So far, there is no one who comes out of this disaster looking good or even all that human. Not the politicians; nor the administrators of Norfolk and Southern who apparently decided to blow it all up; nor the regulatory agencies who are supposed to protect us from these kinds of disasters; and certainly not the corporate news media who refused to report on it for a week or more. The chemicals on that train are apparently fairly basic to how we now live our lives. So in that sense, we are all implicated in this. Is it worth it?
My guess is that these types of incidents will become increasingly standard. As will the incompetence/indifference/malevolence of those who nominally run the megasystem. These two will surely grow together. The human and ecological costs of the current iteration of postmodern life will, I think, only increase as the system falls apart and those running it simultaneously tighten its grip on us3. Maybe it is the cumulative effect of living through such a poisonously ideological and propagandistic age, but I have lost all trust whatsoever in those who putatively run things. This fundamental distrust is becoming increasingly impossible to ignore, and for some of us, the effects of their rule over us will be deadly. I don’t doubt that even as I write this, the PR flaks are hard at work massaging how we see this disaster. How long before it is simply pushed out of our awareness, perhaps with news of UFOs or wayward Royalty?
So how do we respond? This is not only a good question, it is the one I have thought about for a long time. Is there a road out from this unfolding disaster? I sure do hope so, but to be honest I am not entirely sure. But what is clear to me is that the problem we face goes much deeper than mere “mismanagement” or even, alas, depraved indifference. It is, rather, part and parcel of the core assumptions on which our materialist civilization is based. As I see it, this cannot end well
Recently Paul Kingsnorth publish an article in First Things magazine entitled, Wild Christianity. It is well worth reading. What Paul proposes is entirely congruent with what I have called the Arsenios Option. I hope to have a response to Paul’s article before too long.

§ **Data provided**:
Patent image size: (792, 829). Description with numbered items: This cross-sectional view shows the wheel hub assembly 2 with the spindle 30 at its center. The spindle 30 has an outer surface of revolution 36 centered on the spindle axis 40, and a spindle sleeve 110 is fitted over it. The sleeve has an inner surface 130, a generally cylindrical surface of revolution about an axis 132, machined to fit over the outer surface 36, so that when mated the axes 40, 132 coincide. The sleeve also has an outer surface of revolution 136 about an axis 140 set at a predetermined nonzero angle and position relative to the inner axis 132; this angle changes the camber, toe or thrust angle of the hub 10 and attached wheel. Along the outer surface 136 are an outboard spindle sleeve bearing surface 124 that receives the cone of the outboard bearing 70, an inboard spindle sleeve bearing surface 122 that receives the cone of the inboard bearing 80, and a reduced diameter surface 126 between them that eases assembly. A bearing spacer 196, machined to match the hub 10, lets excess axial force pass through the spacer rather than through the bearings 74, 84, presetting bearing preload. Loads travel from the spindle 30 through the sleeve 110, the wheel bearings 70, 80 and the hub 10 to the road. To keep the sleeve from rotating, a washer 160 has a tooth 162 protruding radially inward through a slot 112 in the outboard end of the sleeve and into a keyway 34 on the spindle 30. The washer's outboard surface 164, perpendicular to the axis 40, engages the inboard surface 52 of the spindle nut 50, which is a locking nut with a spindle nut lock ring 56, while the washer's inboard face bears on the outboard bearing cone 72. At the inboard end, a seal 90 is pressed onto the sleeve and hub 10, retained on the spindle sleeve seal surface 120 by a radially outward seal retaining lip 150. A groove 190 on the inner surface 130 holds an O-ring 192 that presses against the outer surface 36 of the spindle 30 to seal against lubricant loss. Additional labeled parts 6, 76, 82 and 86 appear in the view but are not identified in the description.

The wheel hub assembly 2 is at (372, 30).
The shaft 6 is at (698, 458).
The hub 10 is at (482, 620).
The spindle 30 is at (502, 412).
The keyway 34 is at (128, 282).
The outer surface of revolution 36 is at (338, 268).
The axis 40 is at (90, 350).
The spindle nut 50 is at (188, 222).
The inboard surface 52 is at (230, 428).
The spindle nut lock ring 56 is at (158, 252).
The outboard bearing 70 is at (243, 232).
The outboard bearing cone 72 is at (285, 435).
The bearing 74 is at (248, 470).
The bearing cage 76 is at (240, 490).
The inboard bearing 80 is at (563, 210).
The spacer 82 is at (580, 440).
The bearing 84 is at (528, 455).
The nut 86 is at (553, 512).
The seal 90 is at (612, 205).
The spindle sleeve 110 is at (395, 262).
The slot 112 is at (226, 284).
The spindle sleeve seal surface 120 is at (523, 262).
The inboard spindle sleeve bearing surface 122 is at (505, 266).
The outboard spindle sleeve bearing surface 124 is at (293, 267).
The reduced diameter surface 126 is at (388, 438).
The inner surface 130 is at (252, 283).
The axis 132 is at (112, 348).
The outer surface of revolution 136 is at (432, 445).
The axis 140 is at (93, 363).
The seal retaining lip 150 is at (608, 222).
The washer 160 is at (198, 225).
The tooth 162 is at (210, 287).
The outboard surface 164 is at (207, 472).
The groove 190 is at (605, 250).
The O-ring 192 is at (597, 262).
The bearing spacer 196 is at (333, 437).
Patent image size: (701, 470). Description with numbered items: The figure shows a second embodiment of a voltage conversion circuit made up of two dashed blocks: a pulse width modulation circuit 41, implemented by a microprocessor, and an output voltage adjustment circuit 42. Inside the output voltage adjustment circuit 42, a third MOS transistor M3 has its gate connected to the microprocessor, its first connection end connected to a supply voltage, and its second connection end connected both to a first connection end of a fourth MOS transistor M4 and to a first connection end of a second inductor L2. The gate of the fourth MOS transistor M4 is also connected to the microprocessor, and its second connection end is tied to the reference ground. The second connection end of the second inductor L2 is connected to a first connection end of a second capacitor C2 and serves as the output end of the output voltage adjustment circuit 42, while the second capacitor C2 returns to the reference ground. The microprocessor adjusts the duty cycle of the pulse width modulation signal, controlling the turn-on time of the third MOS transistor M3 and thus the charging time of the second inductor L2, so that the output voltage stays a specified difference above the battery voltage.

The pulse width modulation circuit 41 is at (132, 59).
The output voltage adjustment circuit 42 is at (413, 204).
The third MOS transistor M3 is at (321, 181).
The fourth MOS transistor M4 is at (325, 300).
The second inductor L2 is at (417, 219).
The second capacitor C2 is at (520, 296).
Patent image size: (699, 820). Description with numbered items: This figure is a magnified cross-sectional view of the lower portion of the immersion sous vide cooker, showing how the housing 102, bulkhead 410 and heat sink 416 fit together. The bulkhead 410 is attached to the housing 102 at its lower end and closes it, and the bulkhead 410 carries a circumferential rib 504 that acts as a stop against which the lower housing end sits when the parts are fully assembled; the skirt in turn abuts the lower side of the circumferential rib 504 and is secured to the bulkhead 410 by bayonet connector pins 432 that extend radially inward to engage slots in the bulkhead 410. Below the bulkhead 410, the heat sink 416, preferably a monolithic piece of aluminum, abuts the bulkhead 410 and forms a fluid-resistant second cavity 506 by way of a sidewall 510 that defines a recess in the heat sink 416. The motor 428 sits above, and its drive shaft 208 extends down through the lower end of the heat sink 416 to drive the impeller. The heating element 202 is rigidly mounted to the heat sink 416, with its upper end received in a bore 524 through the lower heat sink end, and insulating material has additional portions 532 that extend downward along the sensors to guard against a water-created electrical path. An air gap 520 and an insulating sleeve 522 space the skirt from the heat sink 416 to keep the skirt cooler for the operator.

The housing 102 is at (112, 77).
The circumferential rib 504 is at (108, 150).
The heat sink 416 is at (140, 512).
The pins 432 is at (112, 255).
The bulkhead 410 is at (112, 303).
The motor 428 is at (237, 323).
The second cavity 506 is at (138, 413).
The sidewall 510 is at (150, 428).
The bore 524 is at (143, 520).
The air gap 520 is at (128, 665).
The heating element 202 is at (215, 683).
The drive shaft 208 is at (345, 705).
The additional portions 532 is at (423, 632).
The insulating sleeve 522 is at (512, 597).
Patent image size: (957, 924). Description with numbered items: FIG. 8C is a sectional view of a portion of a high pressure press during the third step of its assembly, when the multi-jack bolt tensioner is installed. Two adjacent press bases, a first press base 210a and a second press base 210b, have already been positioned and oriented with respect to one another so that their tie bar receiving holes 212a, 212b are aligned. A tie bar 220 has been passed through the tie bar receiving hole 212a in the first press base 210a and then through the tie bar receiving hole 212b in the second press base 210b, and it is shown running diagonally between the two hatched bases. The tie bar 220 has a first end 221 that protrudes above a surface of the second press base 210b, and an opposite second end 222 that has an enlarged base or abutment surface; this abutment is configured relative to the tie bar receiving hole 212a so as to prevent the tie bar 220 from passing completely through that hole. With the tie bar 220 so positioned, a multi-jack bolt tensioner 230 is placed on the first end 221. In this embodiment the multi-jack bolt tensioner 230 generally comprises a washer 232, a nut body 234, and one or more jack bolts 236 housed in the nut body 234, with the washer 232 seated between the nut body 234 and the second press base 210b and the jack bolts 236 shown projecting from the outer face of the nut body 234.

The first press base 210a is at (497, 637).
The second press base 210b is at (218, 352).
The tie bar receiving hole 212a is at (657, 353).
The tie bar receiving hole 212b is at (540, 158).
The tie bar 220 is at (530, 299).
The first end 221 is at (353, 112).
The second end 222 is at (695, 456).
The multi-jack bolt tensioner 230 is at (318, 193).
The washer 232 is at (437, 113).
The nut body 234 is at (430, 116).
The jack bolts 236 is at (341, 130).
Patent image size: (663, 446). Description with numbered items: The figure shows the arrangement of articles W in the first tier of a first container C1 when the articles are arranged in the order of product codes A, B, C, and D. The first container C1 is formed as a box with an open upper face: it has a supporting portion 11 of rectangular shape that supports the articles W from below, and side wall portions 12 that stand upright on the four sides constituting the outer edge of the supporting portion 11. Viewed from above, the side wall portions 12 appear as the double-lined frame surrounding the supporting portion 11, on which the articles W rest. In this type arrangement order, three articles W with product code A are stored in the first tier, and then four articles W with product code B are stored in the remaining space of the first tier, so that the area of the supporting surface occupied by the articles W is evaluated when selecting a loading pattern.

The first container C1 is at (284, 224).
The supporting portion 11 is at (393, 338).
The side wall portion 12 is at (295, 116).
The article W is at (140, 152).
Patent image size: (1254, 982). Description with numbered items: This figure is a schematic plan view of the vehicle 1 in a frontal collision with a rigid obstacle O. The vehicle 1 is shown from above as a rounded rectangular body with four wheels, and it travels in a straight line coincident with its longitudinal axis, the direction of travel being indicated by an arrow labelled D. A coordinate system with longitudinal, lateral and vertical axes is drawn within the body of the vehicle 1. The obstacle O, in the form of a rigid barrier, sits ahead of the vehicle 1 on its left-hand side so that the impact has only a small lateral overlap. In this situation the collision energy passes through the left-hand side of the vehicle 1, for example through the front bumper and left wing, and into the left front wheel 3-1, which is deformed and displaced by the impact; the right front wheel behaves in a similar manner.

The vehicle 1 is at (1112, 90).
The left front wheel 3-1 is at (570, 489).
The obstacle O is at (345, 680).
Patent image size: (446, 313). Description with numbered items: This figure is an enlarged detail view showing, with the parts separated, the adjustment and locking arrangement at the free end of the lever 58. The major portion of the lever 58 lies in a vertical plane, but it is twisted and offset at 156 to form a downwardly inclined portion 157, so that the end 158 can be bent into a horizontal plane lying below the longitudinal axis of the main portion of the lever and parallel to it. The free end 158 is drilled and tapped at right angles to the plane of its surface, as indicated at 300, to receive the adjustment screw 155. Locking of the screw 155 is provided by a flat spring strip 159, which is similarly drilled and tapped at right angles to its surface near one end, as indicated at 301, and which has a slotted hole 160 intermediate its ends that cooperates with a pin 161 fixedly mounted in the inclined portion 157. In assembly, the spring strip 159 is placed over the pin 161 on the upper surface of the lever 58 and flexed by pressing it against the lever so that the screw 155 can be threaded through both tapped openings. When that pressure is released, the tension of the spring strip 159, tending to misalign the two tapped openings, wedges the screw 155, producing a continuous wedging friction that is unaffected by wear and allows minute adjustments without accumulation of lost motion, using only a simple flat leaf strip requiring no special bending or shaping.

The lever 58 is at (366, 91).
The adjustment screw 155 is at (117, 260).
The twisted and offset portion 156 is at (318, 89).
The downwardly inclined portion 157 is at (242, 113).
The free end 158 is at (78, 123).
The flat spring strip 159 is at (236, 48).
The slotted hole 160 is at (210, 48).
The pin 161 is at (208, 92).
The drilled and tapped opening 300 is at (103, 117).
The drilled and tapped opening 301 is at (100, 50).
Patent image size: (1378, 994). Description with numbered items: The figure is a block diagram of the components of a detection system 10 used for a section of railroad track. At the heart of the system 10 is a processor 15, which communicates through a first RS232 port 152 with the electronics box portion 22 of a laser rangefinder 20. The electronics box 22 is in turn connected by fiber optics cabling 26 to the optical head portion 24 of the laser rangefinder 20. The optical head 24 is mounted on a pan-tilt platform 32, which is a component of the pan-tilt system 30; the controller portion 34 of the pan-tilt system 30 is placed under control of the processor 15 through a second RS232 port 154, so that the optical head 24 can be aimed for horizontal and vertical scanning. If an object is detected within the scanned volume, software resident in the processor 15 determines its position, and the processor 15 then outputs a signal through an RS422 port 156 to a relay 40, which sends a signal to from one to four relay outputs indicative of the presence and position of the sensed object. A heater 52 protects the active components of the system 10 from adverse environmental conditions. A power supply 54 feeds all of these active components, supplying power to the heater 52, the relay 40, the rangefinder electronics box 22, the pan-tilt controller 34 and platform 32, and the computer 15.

§ **Things to do**:
a – Translate this sentence from the excerpt on the train disaster into Spanish: "The chemicals on that train are apparently fairly basic to how we now live our lives."
b – Transcribe the excerpt on the train disaster word for word, beginning at the words "So far, there" and stopping after "it worth it?".
c – Decide whether each statement agrees with the excerpt on the train disaster, answering yes or no and quoting the words that settle it.
(i) The corporate news media refused to report on the disaster for a week or more.
(ii) The writer is sure there is a road out from the unfolding disaster.
(iii) The writer sees the problem as mere mismanagement.

§ **Solutions to the exercise**:
a – Al parecer, los productos químicos de ese tren son bastante básicos para la manera en que vivimos hoy nuestras vidas.

b –
So far, there is no one who comes out of this disaster looking good or even all that human. Not the politicians; nor the administrators of Norfolk and Southern who apparently decided to blow it all up; nor the regulatory agencies who are supposed to protect us from these kinds of disasters; and certainly not the corporate news media who refused to report on it for a week or more. The chemicals on that train are apparently fairly basic to how we now live our lives. So in that sense, we are all implicated in this. Is it worth it?

c –
(i) Yes: "certainly not the corporate news media who refused to report on it for a week or more"
(ii) No: "I sure do hope so, but to be honest I am not entirely sure"
(iii) No: "the problem we face goes much deeper than mere “mismanagement”"